Perché Agrispesa

Che cosa significa partecipare ad AgriSpesa?

  • Condividere un progetto per il mantenimento della terra sana e bella, collaborando alla tutela dell’agricoltura nativa
  • Partecipare alla costruzione di un sistema fondato sulla fiducia e il rispetto tra le persone
  • Riconoscere il diritto di tutti a nutrirsi di cibo sano

AgriSpesa consente l’incontro diretto tra chi acquista e chi produce il cibo, garantisce cibo sano e genuino a chi acquista, offre agli agricoltori la possibilità di vendere i loro prodotti ricevendo una giusta remunerazione.

Partecipando ad AgriSpesa contribuisci alla costruzione di un mercato stabile. Lo fai perchè incentivi il mantenimento della popolazione agricola, favorisci lo sviluppo di produzioni sostenibili per l'ambiente, rafforzi delle relazioni basate sulla fiducia tra le persone che accresce la coesione sociale


Con AgriSpesa:

  • Mangi prodotti saporiti e sani: la coltivazione e l'allevamento fatti nel rispetto della terra e degli animali permettono al cibo di acquisire energia, salubrità e gusto.
  • Scegli un'agricoltura più attenta alla terra: per garantire anche alle generazioni future il diritto ad utilizzare correttamente la terra e le sue ricchezze, come dovremmo fare noi.
  • Accedi ad una reale biodiversità: non solo per salvare varietà e specie rare; mangiando un po’ di tutto, se non ci sono di mezzo vere e gravi allergie, conosci la quotidiana diversità che la terra ci offre.
  • Mantieni corta la filiera: l’uso del web come mezzo di contatto e acquisto diretto ti permette di acquistare il cibo senza intermediari e senza muoverti da casa.
▬▬▬▬▬▬
▶ Esercizio A
Ricopia il passo del testo su AgriSpesa che va da "AgriSpesa consente l’incontro" fino a "salubrità e gusto.".
▶ Esercizio B
Secondo il testo su AgriSpesa, che cosa permette l'uso del web come mezzo di contatto e acquisto diretto?
Le righe provengono da una fonte diversa dal testo su AgriSpesa.

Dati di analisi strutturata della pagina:
▬▬▬▬▬▬
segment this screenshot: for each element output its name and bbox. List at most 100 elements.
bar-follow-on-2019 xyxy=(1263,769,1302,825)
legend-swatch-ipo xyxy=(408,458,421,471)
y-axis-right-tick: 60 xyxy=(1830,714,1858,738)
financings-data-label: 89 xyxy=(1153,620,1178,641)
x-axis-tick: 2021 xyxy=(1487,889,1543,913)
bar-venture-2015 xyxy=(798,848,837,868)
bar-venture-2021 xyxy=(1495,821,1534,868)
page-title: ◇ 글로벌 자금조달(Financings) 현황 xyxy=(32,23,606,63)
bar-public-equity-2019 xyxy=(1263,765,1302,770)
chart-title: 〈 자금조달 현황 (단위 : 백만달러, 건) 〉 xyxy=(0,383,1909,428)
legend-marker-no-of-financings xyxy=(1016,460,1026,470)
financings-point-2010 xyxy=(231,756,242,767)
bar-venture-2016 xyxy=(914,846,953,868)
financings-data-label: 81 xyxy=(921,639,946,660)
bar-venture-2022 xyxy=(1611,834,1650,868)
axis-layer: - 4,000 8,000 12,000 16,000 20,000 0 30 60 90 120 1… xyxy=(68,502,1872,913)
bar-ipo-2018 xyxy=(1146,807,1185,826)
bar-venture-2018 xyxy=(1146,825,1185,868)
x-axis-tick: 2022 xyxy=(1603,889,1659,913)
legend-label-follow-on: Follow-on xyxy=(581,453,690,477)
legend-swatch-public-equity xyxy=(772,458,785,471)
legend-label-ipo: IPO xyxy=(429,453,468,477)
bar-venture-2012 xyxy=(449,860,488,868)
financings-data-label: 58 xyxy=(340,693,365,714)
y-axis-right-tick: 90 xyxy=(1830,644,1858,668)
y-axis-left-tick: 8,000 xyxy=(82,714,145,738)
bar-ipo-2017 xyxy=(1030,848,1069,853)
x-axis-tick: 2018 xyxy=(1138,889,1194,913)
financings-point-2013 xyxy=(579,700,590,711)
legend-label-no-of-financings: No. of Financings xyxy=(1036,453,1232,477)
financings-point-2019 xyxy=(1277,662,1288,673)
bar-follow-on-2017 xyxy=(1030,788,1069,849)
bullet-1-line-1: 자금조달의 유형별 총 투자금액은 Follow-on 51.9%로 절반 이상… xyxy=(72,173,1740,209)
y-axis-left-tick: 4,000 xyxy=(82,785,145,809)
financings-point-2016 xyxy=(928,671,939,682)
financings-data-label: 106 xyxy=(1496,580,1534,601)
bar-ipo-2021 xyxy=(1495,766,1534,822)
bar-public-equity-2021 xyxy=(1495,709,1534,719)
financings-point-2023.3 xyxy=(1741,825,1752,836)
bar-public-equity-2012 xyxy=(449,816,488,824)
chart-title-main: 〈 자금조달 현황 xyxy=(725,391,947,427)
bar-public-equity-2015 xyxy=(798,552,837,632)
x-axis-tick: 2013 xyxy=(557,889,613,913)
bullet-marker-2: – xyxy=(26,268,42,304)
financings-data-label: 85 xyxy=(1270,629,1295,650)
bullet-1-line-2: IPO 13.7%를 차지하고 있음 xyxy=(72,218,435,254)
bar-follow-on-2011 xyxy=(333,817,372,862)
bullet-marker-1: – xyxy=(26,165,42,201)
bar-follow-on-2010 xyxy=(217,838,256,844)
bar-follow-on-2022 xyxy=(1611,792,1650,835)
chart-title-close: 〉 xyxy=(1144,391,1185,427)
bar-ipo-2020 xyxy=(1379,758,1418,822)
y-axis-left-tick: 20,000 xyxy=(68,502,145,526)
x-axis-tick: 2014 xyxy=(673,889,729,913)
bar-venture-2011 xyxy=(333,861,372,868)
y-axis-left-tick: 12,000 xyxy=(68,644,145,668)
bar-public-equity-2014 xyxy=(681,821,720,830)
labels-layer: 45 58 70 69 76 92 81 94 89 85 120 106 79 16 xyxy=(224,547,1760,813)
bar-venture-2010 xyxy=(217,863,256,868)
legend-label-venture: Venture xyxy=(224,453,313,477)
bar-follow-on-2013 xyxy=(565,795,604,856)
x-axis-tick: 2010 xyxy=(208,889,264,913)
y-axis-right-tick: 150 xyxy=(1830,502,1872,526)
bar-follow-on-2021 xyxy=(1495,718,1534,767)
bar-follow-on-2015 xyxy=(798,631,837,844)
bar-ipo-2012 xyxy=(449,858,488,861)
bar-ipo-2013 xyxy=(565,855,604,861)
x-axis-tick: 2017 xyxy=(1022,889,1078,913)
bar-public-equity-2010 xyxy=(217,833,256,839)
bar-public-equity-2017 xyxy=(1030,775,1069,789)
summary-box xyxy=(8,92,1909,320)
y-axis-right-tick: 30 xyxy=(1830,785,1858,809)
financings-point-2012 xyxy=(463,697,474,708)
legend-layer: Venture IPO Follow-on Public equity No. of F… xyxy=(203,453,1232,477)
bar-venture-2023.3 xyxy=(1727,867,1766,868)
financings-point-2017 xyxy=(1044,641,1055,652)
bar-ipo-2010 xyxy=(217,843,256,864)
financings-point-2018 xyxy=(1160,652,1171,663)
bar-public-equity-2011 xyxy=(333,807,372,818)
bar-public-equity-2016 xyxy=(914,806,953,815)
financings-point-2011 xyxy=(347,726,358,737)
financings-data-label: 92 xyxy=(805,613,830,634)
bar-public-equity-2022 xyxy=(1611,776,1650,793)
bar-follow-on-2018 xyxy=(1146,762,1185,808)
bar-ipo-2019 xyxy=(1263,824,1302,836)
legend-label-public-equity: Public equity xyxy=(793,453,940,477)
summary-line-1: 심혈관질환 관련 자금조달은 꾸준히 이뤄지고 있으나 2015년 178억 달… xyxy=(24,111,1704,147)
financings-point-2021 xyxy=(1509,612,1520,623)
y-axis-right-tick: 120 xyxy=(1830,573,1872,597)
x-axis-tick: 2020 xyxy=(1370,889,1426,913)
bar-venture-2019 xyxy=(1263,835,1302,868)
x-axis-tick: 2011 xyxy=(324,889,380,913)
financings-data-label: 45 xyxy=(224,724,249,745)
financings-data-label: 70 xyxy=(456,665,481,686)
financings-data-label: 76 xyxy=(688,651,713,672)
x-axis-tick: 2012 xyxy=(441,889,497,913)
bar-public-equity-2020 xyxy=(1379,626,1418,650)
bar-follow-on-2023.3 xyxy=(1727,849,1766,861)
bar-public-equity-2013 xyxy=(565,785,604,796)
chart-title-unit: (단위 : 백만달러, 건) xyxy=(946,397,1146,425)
▬▬▬▬▬▬
▶ Soluzione A
AgriSpesa consente l’incontro diretto tra chi acquista e chi produce il cibo, garantisce cibo sano e genuino a chi acquista, offre agli agricoltori la possibilità di vendere i loro prodotti ricevendo una giusta remunerazione.

Partecipando ad AgriSpesa contribuisci alla costruzione di un mercato stabile. Lo fai perchè incentivi il mantenimento della popolazione agricola, favorisci lo sviluppo di produzioni sostenibili per l'ambiente, rafforzi delle relazioni basate sulla fiducia tra le persone che accresce la coesione sociale


Con AgriSpesa:

  • Mangi prodotti saporiti e sani: la coltivazione e l'allevamento fatti nel rispetto della terra e degli animali permettono al cibo di acquisire energia, salubrità e gusto.

▶ Soluzione B
Permette di acquistare il cibo senza intermediari e senza muoversi da casa.